Your task is to repeat all of the data exactly while excluding the pictures.

>> begin AVAILABLE RECORDS

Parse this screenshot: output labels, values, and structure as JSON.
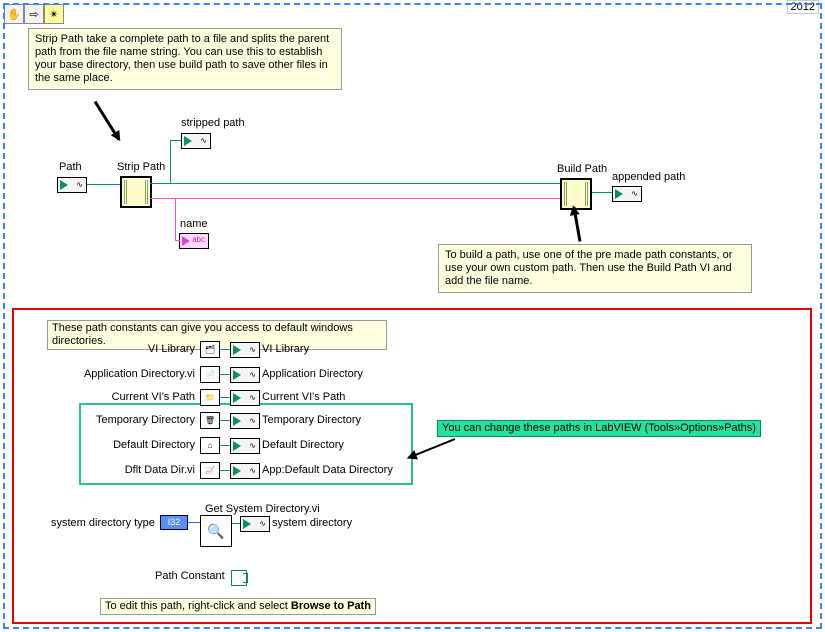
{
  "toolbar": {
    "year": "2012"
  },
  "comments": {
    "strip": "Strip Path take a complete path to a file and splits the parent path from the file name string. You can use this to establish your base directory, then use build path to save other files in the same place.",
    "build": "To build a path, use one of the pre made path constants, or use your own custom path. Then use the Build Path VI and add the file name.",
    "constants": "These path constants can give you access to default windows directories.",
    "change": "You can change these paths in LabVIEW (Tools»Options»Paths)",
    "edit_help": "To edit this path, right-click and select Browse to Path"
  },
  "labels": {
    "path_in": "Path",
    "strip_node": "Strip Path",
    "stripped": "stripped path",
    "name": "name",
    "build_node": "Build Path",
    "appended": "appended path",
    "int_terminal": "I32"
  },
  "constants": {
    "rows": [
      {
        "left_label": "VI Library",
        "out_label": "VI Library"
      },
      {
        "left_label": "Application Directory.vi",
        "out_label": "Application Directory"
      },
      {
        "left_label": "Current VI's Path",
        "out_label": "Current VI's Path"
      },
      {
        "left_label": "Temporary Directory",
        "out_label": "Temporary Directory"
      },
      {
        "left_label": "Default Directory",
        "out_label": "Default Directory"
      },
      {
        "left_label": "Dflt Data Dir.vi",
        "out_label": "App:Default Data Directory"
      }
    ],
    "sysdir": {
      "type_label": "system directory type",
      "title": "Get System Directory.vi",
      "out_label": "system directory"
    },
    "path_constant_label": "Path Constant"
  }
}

>> end AVAILABLE RECORDS

◆ **CORRECT ANSWER**
Parse this screenshot: output labels, values, and structure as JSON.
{
  "toolbar": {
    "year": "2012"
  },
  "comments": {
    "strip": "Strip Path take a complete path to a file and splits the parent path from the file name string. You can use this to establish your base directory, then use build path to save other files in the same place.",
    "build": "To build a path, use one of the pre made path constants, or use your own custom path. Then use the Build Path VI and add the file name.",
    "constants": "These path constants can give you access to default windows directories.",
    "change": "You can change these paths in LabVIEW (Tools»Options»Paths)",
    "edit_help": "To edit this path, right-click and select Browse to Path"
  },
  "labels": {
    "path_in": "Path",
    "strip_node": "Strip Path",
    "stripped": "stripped path",
    "name": "name",
    "build_node": "Build Path",
    "appended": "appended path",
    "int_terminal": "I32"
  },
  "constants": {
    "rows": [
      {
        "left_label": "VI Library",
        "out_label": "VI Library"
      },
      {
        "left_label": "Application Directory.vi",
        "out_label": "Application Directory"
      },
      {
        "left_label": "Current VI's Path",
        "out_label": "Current VI's Path"
      },
      {
        "left_label": "Temporary Directory",
        "out_label": "Temporary Directory"
      },
      {
        "left_label": "Default Directory",
        "out_label": "Default Directory"
      },
      {
        "left_label": "Dflt Data Dir.vi",
        "out_label": "App:Default Data Directory"
      }
    ],
    "sysdir": {
      "type_label": "system directory type",
      "title": "Get System Directory.vi",
      "out_label": "system directory"
    },
    "path_constant_label": "Path Constant"
  }
}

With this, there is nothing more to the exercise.